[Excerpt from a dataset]
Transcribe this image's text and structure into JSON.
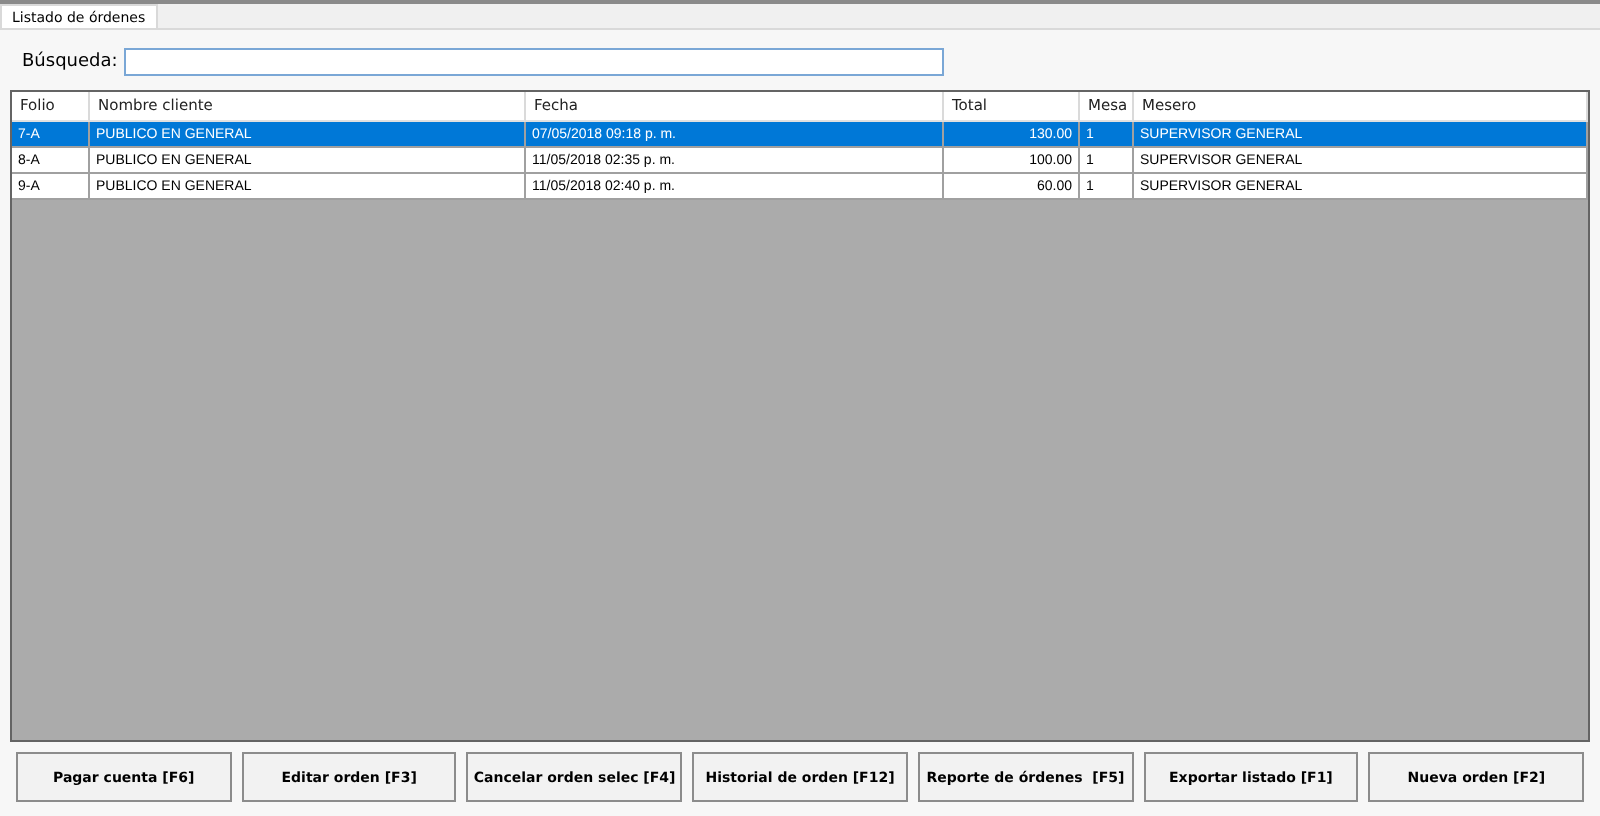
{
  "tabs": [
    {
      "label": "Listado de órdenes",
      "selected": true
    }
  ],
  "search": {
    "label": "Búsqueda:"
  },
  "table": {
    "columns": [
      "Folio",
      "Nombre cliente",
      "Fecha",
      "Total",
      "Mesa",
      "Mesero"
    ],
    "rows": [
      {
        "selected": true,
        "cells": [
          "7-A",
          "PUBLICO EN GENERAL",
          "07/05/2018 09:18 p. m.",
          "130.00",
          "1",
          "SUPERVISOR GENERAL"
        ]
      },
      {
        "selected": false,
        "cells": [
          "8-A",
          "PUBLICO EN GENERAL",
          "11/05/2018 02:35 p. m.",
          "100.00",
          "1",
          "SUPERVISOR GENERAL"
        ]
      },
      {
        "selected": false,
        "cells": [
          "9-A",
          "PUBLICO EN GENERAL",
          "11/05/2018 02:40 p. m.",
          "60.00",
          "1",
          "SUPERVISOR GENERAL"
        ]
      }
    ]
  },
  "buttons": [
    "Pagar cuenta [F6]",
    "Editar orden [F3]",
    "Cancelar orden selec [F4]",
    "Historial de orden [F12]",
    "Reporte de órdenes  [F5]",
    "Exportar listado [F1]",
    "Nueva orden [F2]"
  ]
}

---

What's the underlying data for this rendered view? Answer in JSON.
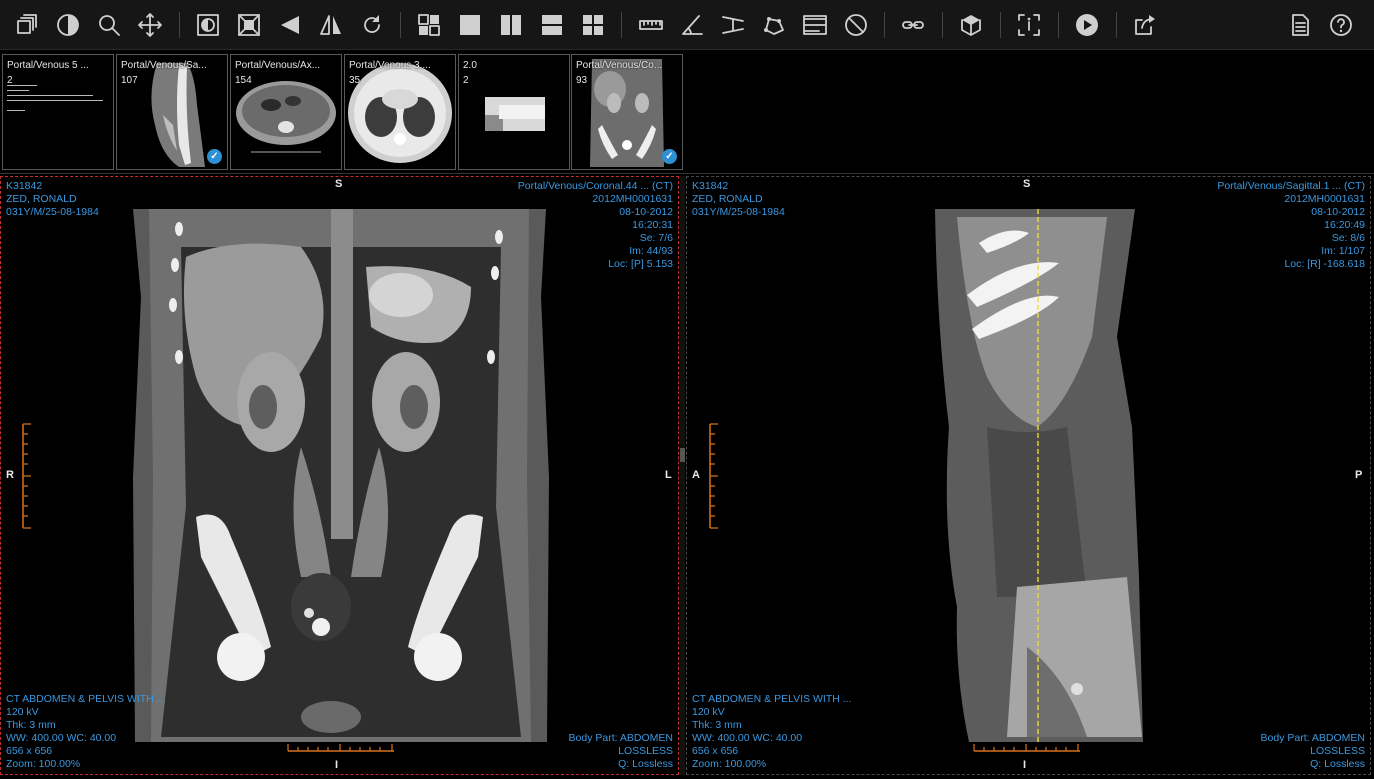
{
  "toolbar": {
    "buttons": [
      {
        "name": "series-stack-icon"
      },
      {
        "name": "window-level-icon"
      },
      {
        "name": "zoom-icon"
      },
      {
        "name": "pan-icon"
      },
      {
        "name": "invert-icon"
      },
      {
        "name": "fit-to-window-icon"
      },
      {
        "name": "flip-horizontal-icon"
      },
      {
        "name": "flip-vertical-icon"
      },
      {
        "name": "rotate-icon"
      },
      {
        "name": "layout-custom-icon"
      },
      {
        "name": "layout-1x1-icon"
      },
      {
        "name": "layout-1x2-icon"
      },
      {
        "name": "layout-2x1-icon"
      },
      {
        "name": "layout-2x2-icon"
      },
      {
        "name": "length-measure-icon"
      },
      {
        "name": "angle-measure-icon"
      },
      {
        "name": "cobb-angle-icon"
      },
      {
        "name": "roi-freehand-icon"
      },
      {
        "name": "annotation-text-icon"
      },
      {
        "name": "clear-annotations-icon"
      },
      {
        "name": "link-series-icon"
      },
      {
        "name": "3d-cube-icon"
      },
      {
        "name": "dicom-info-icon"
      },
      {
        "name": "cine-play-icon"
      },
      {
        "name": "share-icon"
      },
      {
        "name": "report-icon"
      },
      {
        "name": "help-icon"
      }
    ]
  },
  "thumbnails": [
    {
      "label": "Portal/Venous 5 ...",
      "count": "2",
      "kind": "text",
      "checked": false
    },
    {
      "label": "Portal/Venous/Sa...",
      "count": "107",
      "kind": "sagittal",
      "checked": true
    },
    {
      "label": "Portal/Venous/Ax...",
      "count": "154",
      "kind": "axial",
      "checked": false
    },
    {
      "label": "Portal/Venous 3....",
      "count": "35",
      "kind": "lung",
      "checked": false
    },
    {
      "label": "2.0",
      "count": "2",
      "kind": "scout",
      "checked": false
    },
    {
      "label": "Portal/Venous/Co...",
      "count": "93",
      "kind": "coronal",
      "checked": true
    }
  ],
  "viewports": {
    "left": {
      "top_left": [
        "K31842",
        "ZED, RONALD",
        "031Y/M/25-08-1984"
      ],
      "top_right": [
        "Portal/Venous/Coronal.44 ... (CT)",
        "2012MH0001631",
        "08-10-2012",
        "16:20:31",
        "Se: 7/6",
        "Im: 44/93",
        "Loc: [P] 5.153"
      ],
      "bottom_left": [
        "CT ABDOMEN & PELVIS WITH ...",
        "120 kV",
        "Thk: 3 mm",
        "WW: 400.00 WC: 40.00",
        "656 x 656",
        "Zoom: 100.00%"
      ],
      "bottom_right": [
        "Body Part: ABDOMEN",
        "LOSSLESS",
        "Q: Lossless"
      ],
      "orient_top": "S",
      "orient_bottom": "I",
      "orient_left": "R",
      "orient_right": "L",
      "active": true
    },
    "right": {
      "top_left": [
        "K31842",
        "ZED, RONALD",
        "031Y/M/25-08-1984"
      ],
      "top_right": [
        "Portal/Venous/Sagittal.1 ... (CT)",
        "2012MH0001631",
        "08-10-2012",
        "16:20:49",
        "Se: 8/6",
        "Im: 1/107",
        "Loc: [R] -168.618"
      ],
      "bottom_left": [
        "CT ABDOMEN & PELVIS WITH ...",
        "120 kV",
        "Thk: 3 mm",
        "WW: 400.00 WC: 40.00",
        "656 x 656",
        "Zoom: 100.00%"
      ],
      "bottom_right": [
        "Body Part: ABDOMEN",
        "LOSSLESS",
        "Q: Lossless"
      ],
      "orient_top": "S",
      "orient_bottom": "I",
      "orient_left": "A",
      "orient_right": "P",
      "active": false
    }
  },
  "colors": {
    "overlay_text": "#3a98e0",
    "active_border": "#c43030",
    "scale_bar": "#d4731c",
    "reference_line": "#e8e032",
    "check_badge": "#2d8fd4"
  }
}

INSTRUCTIONS FOR THE TASK — Gather and copy every line of the data in which the string "series" is found.

SOLUTION TO THE PROBLEM —
        "name": "series-stack-icon"
        "name": "link-series-icon"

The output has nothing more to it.